BEGIN Records provided

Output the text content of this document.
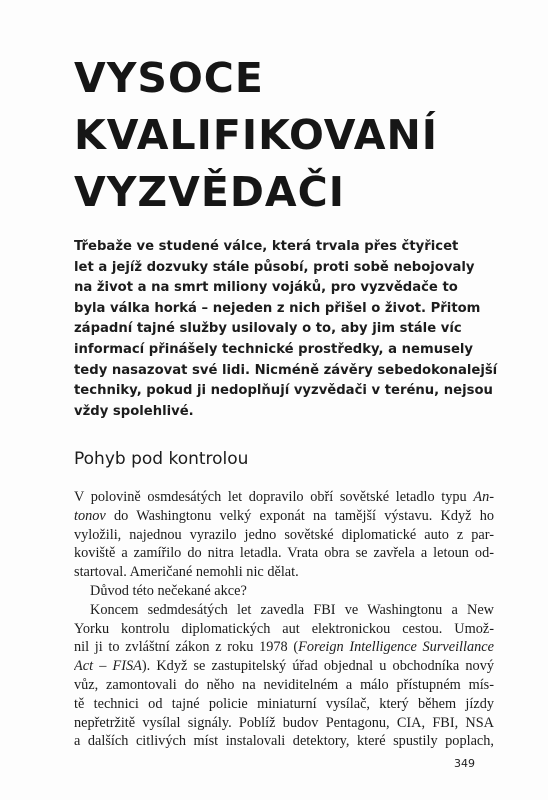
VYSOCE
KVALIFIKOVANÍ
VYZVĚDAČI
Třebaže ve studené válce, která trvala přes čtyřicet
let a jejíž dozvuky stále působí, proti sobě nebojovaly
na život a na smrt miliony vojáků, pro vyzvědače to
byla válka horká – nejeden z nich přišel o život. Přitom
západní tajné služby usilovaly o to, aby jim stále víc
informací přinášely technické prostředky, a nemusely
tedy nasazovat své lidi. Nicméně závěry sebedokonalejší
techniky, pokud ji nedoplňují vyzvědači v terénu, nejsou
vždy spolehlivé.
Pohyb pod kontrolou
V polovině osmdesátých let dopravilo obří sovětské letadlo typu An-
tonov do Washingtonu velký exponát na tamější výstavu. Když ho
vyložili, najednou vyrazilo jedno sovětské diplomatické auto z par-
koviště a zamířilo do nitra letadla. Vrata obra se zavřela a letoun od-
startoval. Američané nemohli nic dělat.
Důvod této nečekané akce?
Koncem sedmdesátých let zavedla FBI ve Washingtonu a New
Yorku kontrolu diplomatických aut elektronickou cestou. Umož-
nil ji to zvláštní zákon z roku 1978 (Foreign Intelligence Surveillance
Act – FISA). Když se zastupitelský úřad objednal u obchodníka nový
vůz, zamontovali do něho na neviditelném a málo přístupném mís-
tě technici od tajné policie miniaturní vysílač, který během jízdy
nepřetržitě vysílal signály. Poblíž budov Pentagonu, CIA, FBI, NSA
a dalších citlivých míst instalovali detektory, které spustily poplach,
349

END Records provided
BEGIN Records provided

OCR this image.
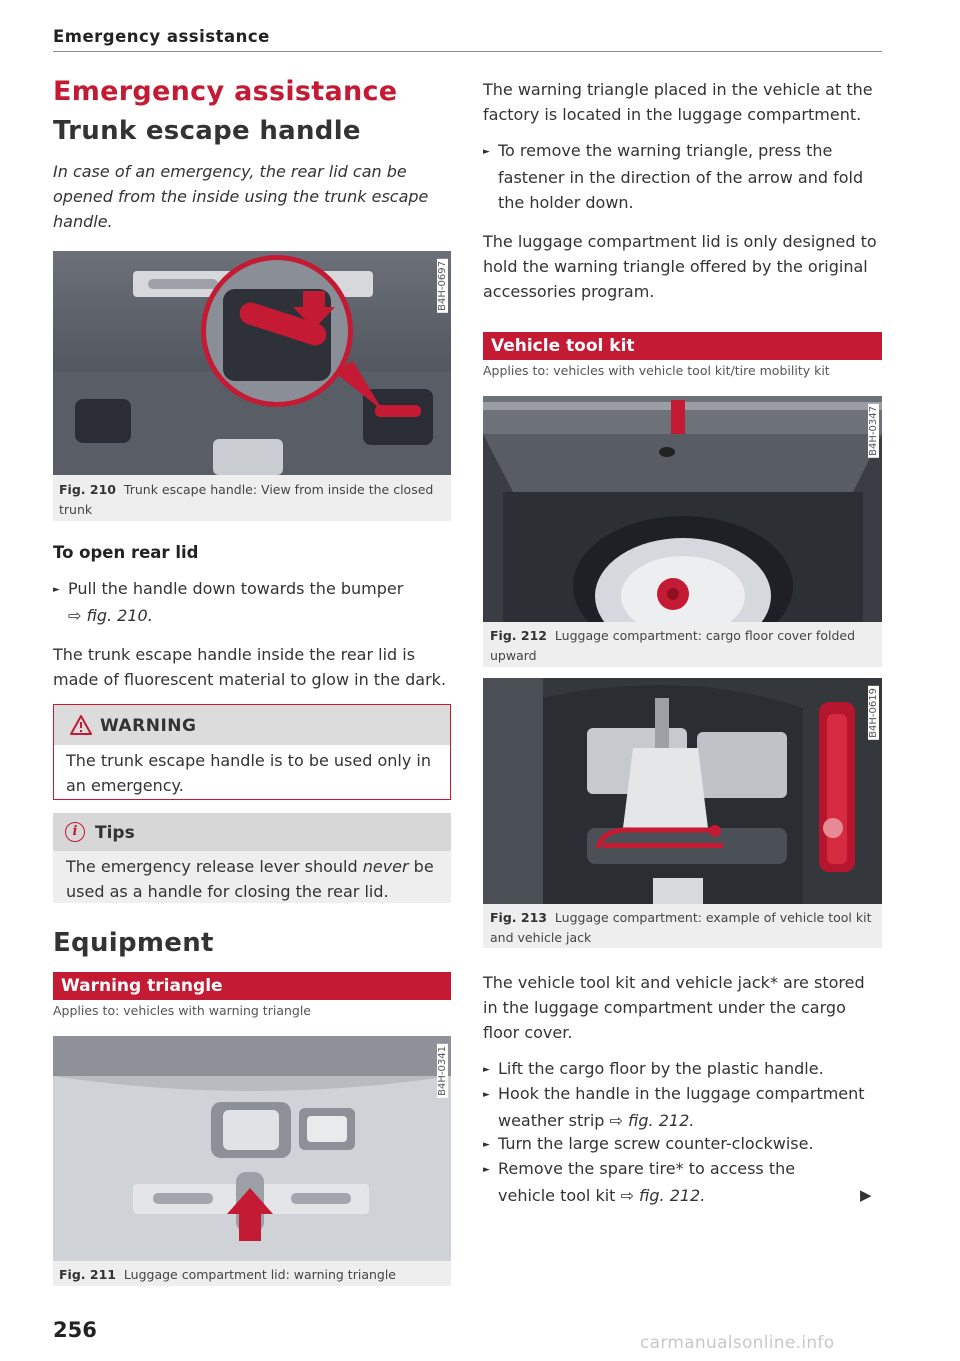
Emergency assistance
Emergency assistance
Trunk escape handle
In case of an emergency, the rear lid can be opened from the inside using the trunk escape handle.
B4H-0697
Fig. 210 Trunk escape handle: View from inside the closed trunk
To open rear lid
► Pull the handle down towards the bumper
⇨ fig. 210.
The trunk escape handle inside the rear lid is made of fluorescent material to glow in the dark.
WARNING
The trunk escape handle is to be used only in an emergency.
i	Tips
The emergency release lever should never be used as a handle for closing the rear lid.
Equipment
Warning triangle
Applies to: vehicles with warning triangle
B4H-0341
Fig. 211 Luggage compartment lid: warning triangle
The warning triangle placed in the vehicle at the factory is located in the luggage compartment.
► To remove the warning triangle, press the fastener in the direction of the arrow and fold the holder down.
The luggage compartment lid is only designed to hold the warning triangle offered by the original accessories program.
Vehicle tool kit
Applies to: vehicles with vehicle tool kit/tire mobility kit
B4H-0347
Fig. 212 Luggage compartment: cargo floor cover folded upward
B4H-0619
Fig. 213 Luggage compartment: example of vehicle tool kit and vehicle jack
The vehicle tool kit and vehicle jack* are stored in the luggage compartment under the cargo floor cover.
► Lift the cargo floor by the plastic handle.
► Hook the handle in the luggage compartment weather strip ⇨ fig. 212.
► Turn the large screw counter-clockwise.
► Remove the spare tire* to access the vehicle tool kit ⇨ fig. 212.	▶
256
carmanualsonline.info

END Records provided

→ **Exercise prompt**
Scan the material above for the string "Washingtonu" and report each line where you find it.

→ **Answer to this task**
tonov do Washingtonu velký exponát na tamější výstavu. Když ho
Koncem sedmdesátých let zavedla FBI ve Washingtonu a New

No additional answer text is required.